Goal of the exercise ▸ Write the material out again in full, exactly.

Records supplied ▸

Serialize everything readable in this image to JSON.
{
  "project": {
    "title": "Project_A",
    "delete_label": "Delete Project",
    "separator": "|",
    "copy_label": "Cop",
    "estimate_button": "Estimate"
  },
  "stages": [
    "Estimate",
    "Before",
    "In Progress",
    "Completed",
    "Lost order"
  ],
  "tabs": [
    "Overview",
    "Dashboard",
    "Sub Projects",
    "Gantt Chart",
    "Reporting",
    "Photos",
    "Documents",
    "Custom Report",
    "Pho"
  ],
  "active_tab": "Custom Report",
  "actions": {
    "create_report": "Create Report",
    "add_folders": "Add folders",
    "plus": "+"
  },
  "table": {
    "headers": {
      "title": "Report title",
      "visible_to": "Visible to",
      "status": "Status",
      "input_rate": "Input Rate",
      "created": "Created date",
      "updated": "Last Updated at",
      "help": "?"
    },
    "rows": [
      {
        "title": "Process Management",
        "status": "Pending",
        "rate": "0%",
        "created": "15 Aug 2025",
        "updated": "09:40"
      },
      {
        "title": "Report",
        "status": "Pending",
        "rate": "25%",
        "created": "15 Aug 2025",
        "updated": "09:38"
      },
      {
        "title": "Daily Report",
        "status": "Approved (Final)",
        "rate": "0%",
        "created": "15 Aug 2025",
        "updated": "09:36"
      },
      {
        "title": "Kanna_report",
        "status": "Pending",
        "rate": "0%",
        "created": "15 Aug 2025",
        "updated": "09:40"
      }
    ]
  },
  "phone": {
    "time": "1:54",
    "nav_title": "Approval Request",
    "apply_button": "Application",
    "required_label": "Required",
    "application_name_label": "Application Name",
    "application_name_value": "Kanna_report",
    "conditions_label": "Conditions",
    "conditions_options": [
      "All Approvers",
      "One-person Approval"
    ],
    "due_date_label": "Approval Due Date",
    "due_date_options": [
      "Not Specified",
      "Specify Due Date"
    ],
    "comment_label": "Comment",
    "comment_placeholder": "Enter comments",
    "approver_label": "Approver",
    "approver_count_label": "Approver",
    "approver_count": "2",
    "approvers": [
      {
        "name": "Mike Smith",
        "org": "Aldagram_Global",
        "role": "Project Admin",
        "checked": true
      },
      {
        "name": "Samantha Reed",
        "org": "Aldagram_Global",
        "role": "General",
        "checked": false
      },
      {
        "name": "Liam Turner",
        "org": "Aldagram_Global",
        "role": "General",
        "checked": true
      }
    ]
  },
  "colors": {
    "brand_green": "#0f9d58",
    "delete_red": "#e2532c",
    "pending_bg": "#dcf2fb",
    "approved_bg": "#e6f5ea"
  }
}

Result of this task ▸
Serialize everything readable in this image to JSON.
{
  "project": {
    "title": "Project_A",
    "delete_label": "Delete Project",
    "separator": "|",
    "copy_label": "Cop",
    "estimate_button": "Estimate"
  },
  "stages": [
    "Estimate",
    "Before",
    "In Progress",
    "Completed",
    "Lost order"
  ],
  "tabs": [
    "Overview",
    "Dashboard",
    "Sub Projects",
    "Gantt Chart",
    "Reporting",
    "Photos",
    "Documents",
    "Custom Report",
    "Pho"
  ],
  "active_tab": "Custom Report",
  "actions": {
    "create_report": "Create Report",
    "add_folders": "Add folders",
    "plus": "+"
  },
  "table": {
    "headers": {
      "title": "Report title",
      "visible_to": "Visible to",
      "status": "Status",
      "input_rate": "Input Rate",
      "created": "Created date",
      "updated": "Last Updated at",
      "help": "?"
    },
    "rows": [
      {
        "title": "Process Management",
        "status": "Pending",
        "rate": "0%",
        "created": "15 Aug 2025",
        "updated": "09:40"
      },
      {
        "title": "Report",
        "status": "Pending",
        "rate": "25%",
        "created": "15 Aug 2025",
        "updated": "09:38"
      },
      {
        "title": "Daily Report",
        "status": "Approved (Final)",
        "rate": "0%",
        "created": "15 Aug 2025",
        "updated": "09:36"
      },
      {
        "title": "Kanna_report",
        "status": "Pending",
        "rate": "0%",
        "created": "15 Aug 2025",
        "updated": "09:40"
      }
    ]
  },
  "phone": {
    "time": "1:54",
    "nav_title": "Approval Request",
    "apply_button": "Application",
    "required_label": "Required",
    "application_name_label": "Application Name",
    "application_name_value": "Kanna_report",
    "conditions_label": "Conditions",
    "conditions_options": [
      "All Approvers",
      "One-person Approval"
    ],
    "due_date_label": "Approval Due Date",
    "due_date_options": [
      "Not Specified",
      "Specify Due Date"
    ],
    "comment_label": "Comment",
    "comment_placeholder": "Enter comments",
    "approver_label": "Approver",
    "approver_count_label": "Approver",
    "approver_count": "2",
    "approvers": [
      {
        "name": "Mike Smith",
        "org": "Aldagram_Global",
        "role": "Project Admin",
        "checked": true
      },
      {
        "name": "Samantha Reed",
        "org": "Aldagram_Global",
        "role": "General",
        "checked": false
      },
      {
        "name": "Liam Turner",
        "org": "Aldagram_Global",
        "role": "General",
        "checked": true
      }
    ]
  },
  "colors": {
    "brand_green": "#0f9d58",
    "delete_red": "#e2532c",
    "pending_bg": "#dcf2fb",
    "approved_bg": "#e6f5ea"
  }
}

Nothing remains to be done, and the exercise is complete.